*SET PROBLEM:* Scan the entries below for the word "JSON". Copy each line that has it.

Data entries for graphics
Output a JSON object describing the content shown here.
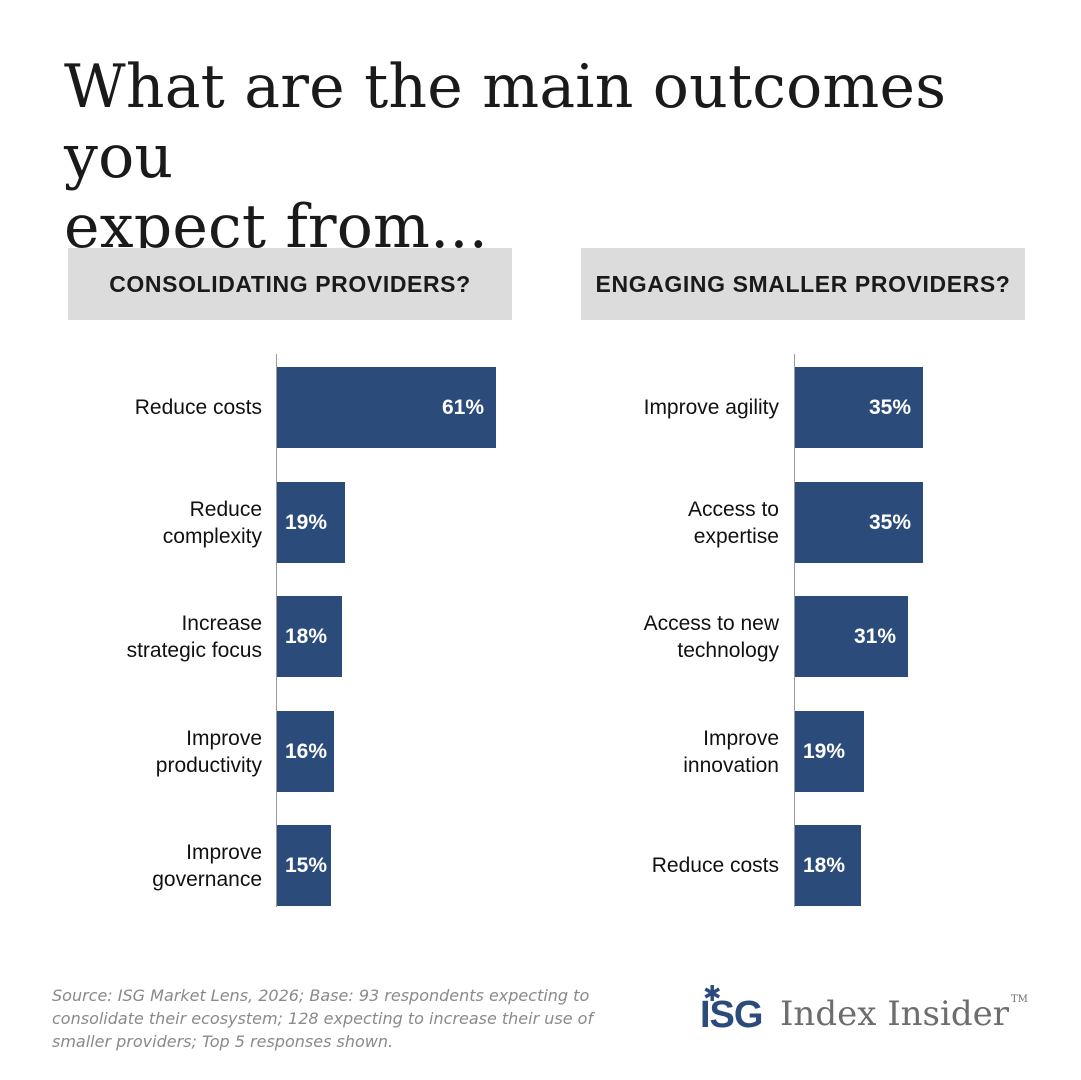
{
  "title_lines": [
    "What are the main outcomes you",
    "expect from..."
  ],
  "colors": {
    "bar": "#2b4b7b",
    "header_bg": "#dcdcdc"
  },
  "chart_data": [
    {
      "type": "bar",
      "orientation": "horizontal",
      "title": "CONSOLIDATING PROVIDERS?",
      "categories": [
        [
          "Reduce costs"
        ],
        [
          "Reduce",
          "complexity"
        ],
        [
          "Increase",
          "strategic focus"
        ],
        [
          "Improve",
          "productivity"
        ],
        [
          "Improve",
          "governance"
        ]
      ],
      "values": [
        61,
        19,
        18,
        16,
        15
      ],
      "value_labels": [
        "61%",
        "19%",
        "18%",
        "16%",
        "15%"
      ],
      "unit": "%",
      "grid": false
    },
    {
      "type": "bar",
      "orientation": "horizontal",
      "title": "ENGAGING SMALLER PROVIDERS?",
      "categories": [
        [
          "Improve agility"
        ],
        [
          "Access to",
          "expertise"
        ],
        [
          "Access to new",
          "technology"
        ],
        [
          "Improve",
          "innovation"
        ],
        [
          "Reduce costs"
        ]
      ],
      "values": [
        35,
        35,
        31,
        19,
        18
      ],
      "value_labels": [
        "35%",
        "35%",
        "31%",
        "19%",
        "18%"
      ],
      "unit": "%",
      "grid": false
    }
  ],
  "source_lines": [
    "Source: ISG Market Lens, 2026; Base: 93 respondents expecting to",
    "consolidate their ecosystem; 128 expecting to increase their use of",
    "smaller providers; Top 5 responses shown."
  ],
  "logo": {
    "mark": "ISG",
    "text": "Index Insider",
    "tm": "TM"
  }
}
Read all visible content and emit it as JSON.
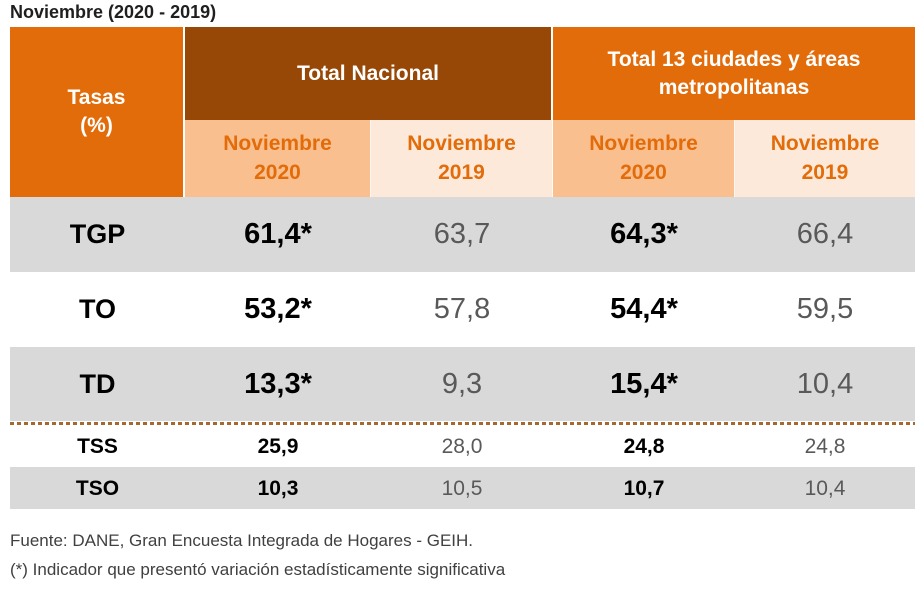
{
  "title": "Noviembre (2020 - 2019)",
  "table": {
    "corner_header": "Tasas\n(%)",
    "group_headers": [
      "Total Nacional",
      "Total 13 ciudades y áreas\nmetropolitanas"
    ],
    "sub_headers": [
      "Noviembre\n2020",
      "Noviembre\n2019",
      "Noviembre\n2020",
      "Noviembre\n2019"
    ],
    "rows": [
      {
        "label": "TGP",
        "nov2020_nacional": "61,4*",
        "nov2019_nacional": "63,7",
        "nov2020_ciudades": "64,3*",
        "nov2019_ciudades": "66,4"
      },
      {
        "label": "TO",
        "nov2020_nacional": "53,2*",
        "nov2019_nacional": "57,8",
        "nov2020_ciudades": "54,4*",
        "nov2019_ciudades": "59,5"
      },
      {
        "label": "TD",
        "nov2020_nacional": "13,3*",
        "nov2019_nacional": "9,3",
        "nov2020_ciudades": "15,4*",
        "nov2019_ciudades": "10,4"
      },
      {
        "label": "TSS",
        "nov2020_nacional": "25,9",
        "nov2019_nacional": "28,0",
        "nov2020_ciudades": "24,8",
        "nov2019_ciudades": "24,8"
      },
      {
        "label": "TSO",
        "nov2020_nacional": "10,3",
        "nov2019_nacional": "10,5",
        "nov2020_ciudades": "10,7",
        "nov2019_ciudades": "10,4"
      }
    ]
  },
  "footer": {
    "source": "Fuente: DANE, Gran Encuesta Integrada de Hogares - GEIH.",
    "note": "(*) Indicador que presentó variación estadísticamente significativa"
  },
  "colors": {
    "orange": "#E36C0A",
    "dark_orange": "#974706",
    "light_orange": "#FABF8F",
    "pale_orange": "#FDE9D9",
    "row_gray": "#D9D9D9",
    "value_gray": "#595959",
    "dashed_separator": "#A5682E"
  },
  "chart_data": {
    "type": "table",
    "title": "Noviembre (2020 - 2019)",
    "column_groups": [
      "Total Nacional",
      "Total 13 ciudades y áreas metropolitanas"
    ],
    "columns": [
      "Tasas (%)",
      "Total Nacional Noviembre 2020",
      "Total Nacional Noviembre 2019",
      "Total 13 ciudades Noviembre 2020",
      "Total 13 ciudades Noviembre 2019"
    ],
    "rows": [
      {
        "tasa": "TGP",
        "nacional_nov2020": 61.4,
        "nacional_nov2019": 63.7,
        "ciudades_nov2020": 64.3,
        "ciudades_nov2019": 66.4,
        "variacion_significativa": true
      },
      {
        "tasa": "TO",
        "nacional_nov2020": 53.2,
        "nacional_nov2019": 57.8,
        "ciudades_nov2020": 54.4,
        "ciudades_nov2019": 59.5,
        "variacion_significativa": true
      },
      {
        "tasa": "TD",
        "nacional_nov2020": 13.3,
        "nacional_nov2019": 9.3,
        "ciudades_nov2020": 15.4,
        "ciudades_nov2019": 10.4,
        "variacion_significativa": true
      },
      {
        "tasa": "TSS",
        "nacional_nov2020": 25.9,
        "nacional_nov2019": 28.0,
        "ciudades_nov2020": 24.8,
        "ciudades_nov2019": 24.8,
        "variacion_significativa": false
      },
      {
        "tasa": "TSO",
        "nacional_nov2020": 10.3,
        "nacional_nov2019": 10.5,
        "ciudades_nov2020": 10.7,
        "ciudades_nov2019": 10.4,
        "variacion_significativa": false
      }
    ],
    "source": "Fuente: DANE, Gran Encuesta Integrada de Hogares - GEIH.",
    "note": "(*) Indicador que presentó variación estadísticamente significativa"
  }
}
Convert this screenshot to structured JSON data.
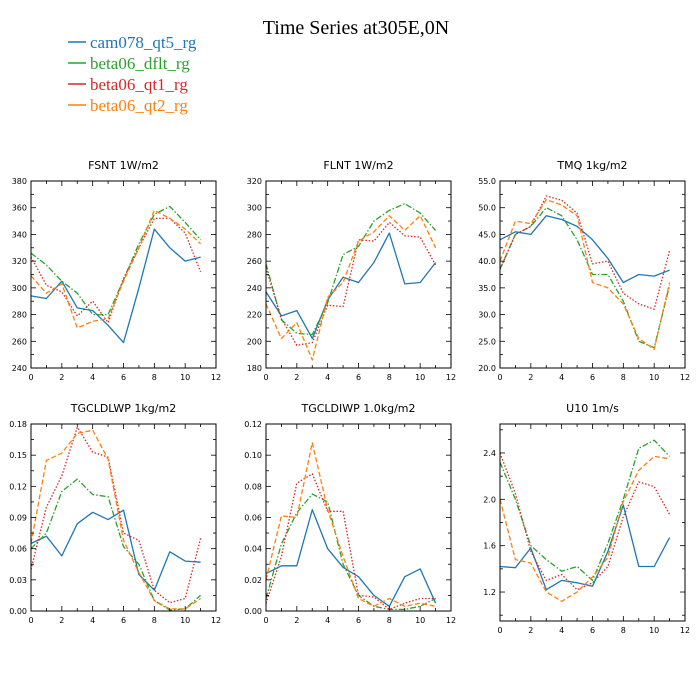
{
  "title": "Time Series at305E,0N",
  "colors": {
    "cam078_qt5_rg": "#1f77b4",
    "beta06_dflt_rg": "#2ca02c",
    "beta06_qt1_rg": "#d62728",
    "beta06_qt2_rg": "#ff7f0e"
  },
  "legend": [
    {
      "name": "cam078_qt5_rg",
      "style": "solid"
    },
    {
      "name": "beta06_dflt_rg",
      "style": "dashdot"
    },
    {
      "name": "beta06_qt1_rg",
      "style": "dotted"
    },
    {
      "name": "beta06_qt2_rg",
      "style": "dashed"
    }
  ],
  "chart_data": [
    {
      "type": "line",
      "title": "FSNT   1W/m2",
      "x": [
        0,
        1,
        2,
        3,
        4,
        5,
        6,
        7,
        8,
        9,
        10,
        11
      ],
      "xlim": [
        0,
        12
      ],
      "xticks": [
        0,
        2,
        4,
        6,
        8,
        10,
        12
      ],
      "xtick_labels": [
        "0",
        "2",
        "4",
        "6",
        "8",
        "10",
        "12"
      ],
      "ylim": [
        240,
        380
      ],
      "yticks": [
        240,
        260,
        280,
        300,
        320,
        340,
        360,
        380
      ],
      "ytick_labels": [
        "240",
        "260",
        "280",
        "300",
        "320",
        "340",
        "360",
        "380"
      ],
      "series": [
        {
          "name": "cam078_qt5_rg",
          "values": [
            294,
            292,
            305,
            285,
            283,
            272,
            259,
            300,
            344,
            330,
            320,
            323
          ]
        },
        {
          "name": "beta06_dflt_rg",
          "values": [
            326,
            317,
            305,
            296,
            280,
            280,
            306,
            333,
            355,
            361,
            349,
            336
          ]
        },
        {
          "name": "beta06_qt1_rg",
          "values": [
            323,
            302,
            297,
            279,
            290,
            274,
            307,
            330,
            352,
            352,
            341,
            312
          ]
        },
        {
          "name": "beta06_qt2_rg",
          "values": [
            309,
            296,
            303,
            270,
            275,
            277,
            305,
            330,
            358,
            352,
            344,
            333
          ]
        }
      ]
    },
    {
      "type": "line",
      "title": "FLNT   1W/m2",
      "x": [
        0,
        1,
        2,
        3,
        4,
        5,
        6,
        7,
        8,
        9,
        10,
        11
      ],
      "xlim": [
        0,
        12
      ],
      "xticks": [
        0,
        2,
        4,
        6,
        8,
        10,
        12
      ],
      "xtick_labels": [
        "0",
        "2",
        "4",
        "6",
        "8",
        "10",
        "12"
      ],
      "ylim": [
        180,
        320
      ],
      "yticks": [
        180,
        200,
        220,
        240,
        260,
        280,
        300,
        320
      ],
      "ytick_labels": [
        "180",
        "200",
        "220",
        "240",
        "260",
        "280",
        "300",
        "320"
      ],
      "series": [
        {
          "name": "cam078_qt5_rg",
          "values": [
            237,
            219,
            223,
            202,
            231,
            248,
            244,
            259,
            281,
            243,
            244,
            259
          ]
        },
        {
          "name": "beta06_dflt_rg",
          "values": [
            258,
            216,
            206,
            205,
            229,
            265,
            271,
            290,
            298,
            303,
            296,
            283
          ]
        },
        {
          "name": "beta06_qt1_rg",
          "values": [
            255,
            217,
            197,
            199,
            227,
            226,
            276,
            275,
            289,
            279,
            278,
            257
          ]
        },
        {
          "name": "beta06_qt2_rg",
          "values": [
            228,
            202,
            214,
            186,
            233,
            244,
            275,
            282,
            294,
            283,
            294,
            270
          ]
        }
      ]
    },
    {
      "type": "line",
      "title": "TMQ   1kg/m2",
      "x": [
        0,
        1,
        2,
        3,
        4,
        5,
        6,
        7,
        8,
        9,
        10,
        11
      ],
      "xlim": [
        0,
        12
      ],
      "xticks": [
        0,
        2,
        4,
        6,
        8,
        10,
        12
      ],
      "xtick_labels": [
        "0",
        "2",
        "4",
        "6",
        "8",
        "10",
        "12"
      ],
      "ylim": [
        20,
        55
      ],
      "yticks": [
        20,
        25,
        30,
        35,
        40,
        45,
        50,
        55
      ],
      "ytick_labels": [
        "20.0",
        "25.0",
        "30.0",
        "35.0",
        "40.0",
        "45.0",
        "50.0",
        "55.0"
      ],
      "series": [
        {
          "name": "cam078_qt5_rg",
          "values": [
            44,
            45.5,
            45,
            48.5,
            47.8,
            46.5,
            44,
            40.5,
            36,
            37.5,
            37.2,
            38.3
          ]
        },
        {
          "name": "beta06_dflt_rg",
          "values": [
            38.5,
            45,
            46.5,
            50,
            48.5,
            44,
            37.5,
            37.5,
            32.5,
            25,
            23.8,
            35.5
          ]
        },
        {
          "name": "beta06_qt1_rg",
          "values": [
            38.5,
            45,
            46.5,
            52.2,
            51.4,
            49,
            39.5,
            40,
            34,
            32,
            31,
            42
          ]
        },
        {
          "name": "beta06_qt2_rg",
          "values": [
            40,
            47.5,
            47,
            51.5,
            50.5,
            48.5,
            36,
            35,
            32,
            25.5,
            23.5,
            36
          ]
        }
      ]
    },
    {
      "type": "line",
      "title": "TGCLDLWP   1kg/m2",
      "x": [
        0,
        1,
        2,
        3,
        4,
        5,
        6,
        7,
        8,
        9,
        10,
        11
      ],
      "xlim": [
        0,
        12
      ],
      "xticks": [
        0,
        2,
        4,
        6,
        8,
        10,
        12
      ],
      "xtick_labels": [
        "0",
        "2",
        "4",
        "6",
        "8",
        "10",
        "12"
      ],
      "ylim": [
        0,
        0.18
      ],
      "yticks": [
        0,
        0.03,
        0.06,
        0.09,
        0.12,
        0.15,
        0.18
      ],
      "ytick_labels": [
        "0.00",
        "0.03",
        "0.06",
        "0.09",
        "0.12",
        "0.15",
        "0.18"
      ],
      "series": [
        {
          "name": "cam078_qt5_rg",
          "values": [
            0.065,
            0.072,
            0.053,
            0.084,
            0.095,
            0.088,
            0.097,
            0.035,
            0.02,
            0.057,
            0.048,
            0.047
          ]
        },
        {
          "name": "beta06_dflt_rg",
          "values": [
            0.06,
            0.075,
            0.115,
            0.127,
            0.112,
            0.11,
            0.062,
            0.045,
            0.01,
            0.001,
            0.002,
            0.015
          ]
        },
        {
          "name": "beta06_qt1_rg",
          "values": [
            0.04,
            0.1,
            0.13,
            0.177,
            0.153,
            0.148,
            0.075,
            0.068,
            0.02,
            0.008,
            0.012,
            0.07
          ]
        },
        {
          "name": "beta06_qt2_rg",
          "values": [
            0.065,
            0.145,
            0.152,
            0.171,
            0.174,
            0.146,
            0.068,
            0.037,
            0.01,
            0.002,
            0.002,
            0.012
          ]
        }
      ]
    },
    {
      "type": "line",
      "title": "TGCLDIWP   1.0kg/m2",
      "x": [
        0,
        1,
        2,
        3,
        4,
        5,
        6,
        7,
        8,
        9,
        10,
        11
      ],
      "xlim": [
        0,
        12
      ],
      "xticks": [
        0,
        2,
        4,
        6,
        8,
        10,
        12
      ],
      "xtick_labels": [
        "0",
        "2",
        "4",
        "6",
        "8",
        "10",
        "12"
      ],
      "ylim": [
        0,
        0.12
      ],
      "yticks": [
        0,
        0.02,
        0.04,
        0.06,
        0.08,
        0.1,
        0.12
      ],
      "ytick_labels": [
        "0.00",
        "0.02",
        "0.04",
        "0.06",
        "0.08",
        "0.10",
        "0.12"
      ],
      "series": [
        {
          "name": "cam078_qt5_rg",
          "values": [
            0.024,
            0.029,
            0.029,
            0.065,
            0.04,
            0.028,
            0.022,
            0.01,
            0.003,
            0.022,
            0.027,
            0.005
          ]
        },
        {
          "name": "beta06_dflt_rg",
          "values": [
            0.008,
            0.043,
            0.063,
            0.075,
            0.07,
            0.03,
            0.01,
            0.003,
            0.001,
            0.001,
            0.003,
            0.008
          ]
        },
        {
          "name": "beta06_qt1_rg",
          "values": [
            0.005,
            0.035,
            0.082,
            0.088,
            0.064,
            0.064,
            0.01,
            0.009,
            0.001,
            0.005,
            0.008,
            0.008
          ]
        },
        {
          "name": "beta06_qt2_rg",
          "values": [
            0.02,
            0.061,
            0.06,
            0.108,
            0.065,
            0.035,
            0.008,
            0.003,
            0.008,
            0.003,
            0.005,
            0.003
          ]
        }
      ]
    },
    {
      "type": "line",
      "title": "U10   1m/s",
      "x": [
        0,
        1,
        2,
        3,
        4,
        5,
        6,
        7,
        8,
        9,
        10,
        11
      ],
      "xlim": [
        0,
        12
      ],
      "xticks": [
        0,
        2,
        4,
        6,
        8,
        10,
        12
      ],
      "xtick_labels": [
        "0",
        "2",
        "4",
        "6",
        "8",
        "10",
        "12"
      ],
      "ylim": [
        0.95,
        2.65
      ],
      "yticks": [
        1.2,
        1.6,
        2.0,
        2.4
      ],
      "ytick_labels": [
        "1.2",
        "1.6",
        "2.0",
        "2.4"
      ],
      "series": [
        {
          "name": "cam078_qt5_rg",
          "values": [
            1.42,
            1.41,
            1.58,
            1.22,
            1.3,
            1.28,
            1.25,
            1.55,
            1.95,
            1.42,
            1.42,
            1.67
          ]
        },
        {
          "name": "beta06_dflt_rg",
          "values": [
            2.32,
            2.0,
            1.6,
            1.48,
            1.38,
            1.42,
            1.3,
            1.62,
            2.0,
            2.44,
            2.51,
            2.37
          ]
        },
        {
          "name": "beta06_qt1_rg",
          "values": [
            2.4,
            2.05,
            1.55,
            1.3,
            1.35,
            1.22,
            1.28,
            1.42,
            1.85,
            2.15,
            2.11,
            1.87
          ]
        },
        {
          "name": "beta06_qt2_rg",
          "values": [
            2.0,
            1.48,
            1.45,
            1.2,
            1.12,
            1.2,
            1.33,
            1.5,
            1.98,
            2.25,
            2.37,
            2.35
          ]
        }
      ]
    }
  ]
}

*COMPLETE OUTPUT:*
Output a JSON object describing the content shown here.
Read all visible content and emit it as JSON.
Convert this screenshot to structured JSON data.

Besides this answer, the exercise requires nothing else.